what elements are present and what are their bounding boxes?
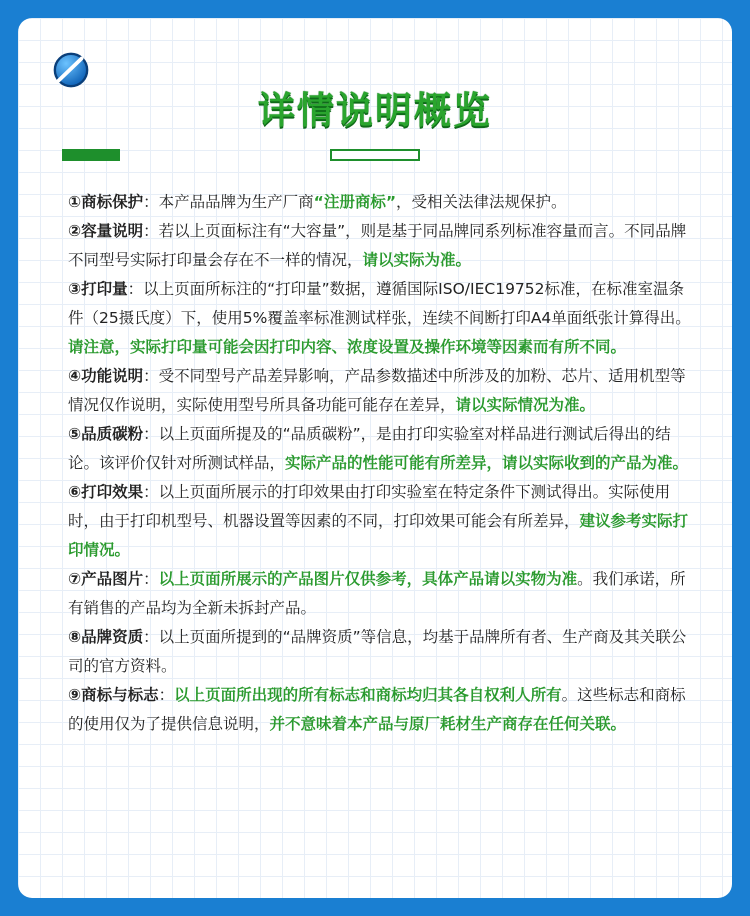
note-highlight: 请注意，实际打印量可能会因打印内容、浓度设置及操作环境等因素而有所不同。: [68, 338, 627, 356]
note-item: [68, 623, 694, 681]
note-label: ②容量说明: [68, 222, 144, 240]
note-item: [68, 420, 694, 478]
note-highlight: 建议参考实际打印情况。: [68, 512, 689, 559]
note-label: ⑥打印效果: [68, 483, 144, 501]
note-label: ⑨商标与标志: [68, 686, 159, 704]
note-label: ③打印量: [68, 280, 128, 298]
note-text: ：: [143, 570, 159, 588]
note-text: ：若以上页面标注有“大容量”，则是基于同品牌同系列标准容量而言。不同品牌不同型号实际打印量会存在不一样的情况，: [68, 222, 687, 269]
note-text: ，受相关法律法规保护。: [396, 193, 567, 211]
note-text: ：以上页面所展示的打印效果由打印实验室在特定条件下测试得出。实际使用时，由于打印机型号、机器设置等因素的不同，打印效果可能会有所差异，: [68, 483, 671, 530]
note-text: ：本产品品牌为生产厂商: [143, 193, 314, 211]
note-text: 。我们承诺，所有销售的产品均为全新未拆封产品。: [68, 570, 686, 617]
note-label: ①商标保护: [68, 193, 144, 211]
note-item: [68, 217, 694, 275]
note-text: ：以上页面所标注的“打印量”数据，遵循国际ISO/IEC19752标准，在标准室温条件（25摄氏度）下，使用5%覆盖率标准测试样张，连续不间断打印A4单面纸张计算得出。: [68, 280, 691, 327]
note-highlight: 以上页面所展示的产品图片仅供参考，具体产品请以实物为准: [158, 570, 578, 588]
note-highlight: “注册商标”: [313, 193, 397, 211]
page-title: 详情说明概览: [258, 89, 492, 132]
note-highlight: 请以实际情况为准。: [455, 396, 596, 414]
note-item: [68, 478, 694, 565]
note-label: ⑤品质碳粉: [68, 425, 144, 443]
note-highlight: 以上页面所出现的所有标志和商标均归其各自权利人所有: [174, 686, 562, 704]
note-highlight: 请以实际为准。: [362, 251, 472, 269]
note-text: ：: [158, 686, 175, 704]
note-item: [68, 275, 694, 362]
note-highlight: 并不意味着本产品与原厂耗材生产商存在任何关联。: [269, 715, 627, 733]
note-text: ：以上页面所提及的“品质碳粉”，是由打印实验室对样品进行测试后得出的结论。该评价仅针对所测试样品，: [68, 425, 671, 472]
note-item: [68, 362, 694, 420]
note-text: ：受不同型号产品差异影响，产品参数描述中所涉及的加粉、芯片、适用机型等情况仅作说明，实际使用型号所具备功能可能存在差异，: [68, 367, 686, 414]
notes-list: [68, 188, 694, 739]
note-highlight: 实际产品的性能可能有所差异，请以实际收到的产品为准。: [285, 454, 689, 472]
detail-card: [18, 18, 732, 898]
note-label: ⑦产品图片: [68, 570, 144, 588]
title-underline-bar: [330, 149, 420, 161]
note-label: ⑧品牌资质: [68, 628, 144, 646]
note-item: [68, 188, 694, 217]
title-underline-fill: [62, 149, 120, 161]
note-text: 。这些标志和商标的使用仅为了提供信息说明，: [68, 686, 686, 733]
note-label: ④功能说明: [68, 367, 144, 385]
note-item: [68, 681, 694, 739]
note-item: [68, 565, 694, 623]
note-text: ：以上页面所提到的“品牌资质”等信息，均基于品牌所有者、生产商及其关联公司的官方资料。: [68, 628, 687, 675]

#### The problem:
Copy out every line of the records above verbatim, leaving out the picture placeholders.

#### Exercise answer:
what elements are present and what are their bounding boxes?
note-highlight: 请注意，实际打印量可能会因打印内容、浓度设置及操作环境等因素而有所不同。: [68, 338, 627, 356]
note-item: [68, 623, 694, 681]
note-label: ②容量说明: [68, 222, 144, 240]
note-item: [68, 420, 694, 478]
note-highlight: 建议参考实际打印情况。: [68, 512, 689, 559]
note-label: ⑥打印效果: [68, 483, 144, 501]
note-label: ⑨商标与标志: [68, 686, 159, 704]
note-label: ③打印量: [68, 280, 128, 298]
note-text: ：: [143, 570, 159, 588]
note-text: ：若以上页面标注有“大容量”，则是基于同品牌同系列标准容量而言。不同品牌不同型号实际打印量会存在不一样的情况，: [68, 222, 687, 269]
note-text: ，受相关法律法规保护。: [396, 193, 567, 211]
note-text: ：以上页面所展示的打印效果由打印实验室在特定条件下测试得出。实际使用时，由于打印机型号、机器设置等因素的不同，打印效果可能会有所差异，: [68, 483, 671, 530]
note-text: ：本产品品牌为生产厂商: [143, 193, 314, 211]
note-text: 。我们承诺，所有销售的产品均为全新未拆封产品。: [68, 570, 686, 617]
note-label: ①商标保护: [68, 193, 144, 211]
note-item: [68, 217, 694, 275]
note-text: ：以上页面所标注的“打印量”数据，遵循国际ISO/IEC19752标准，在标准室温条件（25摄氏度）下，使用5%覆盖率标准测试样张，连续不间断打印A4单面纸张计算得出。: [68, 280, 691, 327]
note-highlight: 以上页面所展示的产品图片仅供参考，具体产品请以实物为准: [158, 570, 578, 588]
note-highlight: “注册商标”: [313, 193, 397, 211]
page-title: 详情说明概览: [258, 89, 492, 132]
note-highlight: 请以实际情况为准。: [455, 396, 596, 414]
note-item: [68, 478, 694, 565]
note-label: ⑤品质碳粉: [68, 425, 144, 443]
note-highlight: 以上页面所出现的所有标志和商标均归其各自权利人所有: [174, 686, 562, 704]
note-highlight: 请以实际为准。: [362, 251, 472, 269]
note-text: ：: [158, 686, 175, 704]
note-item: [68, 275, 694, 362]
note-highlight: 并不意味着本产品与原厂耗材生产商存在任何关联。: [269, 715, 627, 733]
note-text: ：以上页面所提及的“品质碳粉”，是由打印实验室对样品进行测试后得出的结论。该评价仅针对所测试样品，: [68, 425, 671, 472]
note-item: [68, 362, 694, 420]
note-text: ：受不同型号产品差异影响，产品参数描述中所涉及的加粉、芯片、适用机型等情况仅作说明，实际使用型号所具备功能可能存在差异，: [68, 367, 686, 414]
notes-list: [68, 188, 694, 739]
note-highlight: 实际产品的性能可能有所差异，请以实际收到的产品为准。: [285, 454, 689, 472]
detail-card: [18, 18, 732, 898]
note-label: ⑦产品图片: [68, 570, 144, 588]
title-underline-bar: [330, 149, 420, 161]
note-label: ⑧品牌资质: [68, 628, 144, 646]
note-item: [68, 188, 694, 217]
title-underline-fill: [62, 149, 120, 161]
note-text: 。这些标志和商标的使用仅为了提供信息说明，: [68, 686, 686, 733]
note-label: ④功能说明: [68, 367, 144, 385]
note-item: [68, 681, 694, 739]
note-item: [68, 565, 694, 623]
note-text: ：以上页面所提到的“品牌资质”等信息，均基于品牌所有者、生产商及其关联公司的官方资料。: [68, 628, 687, 675]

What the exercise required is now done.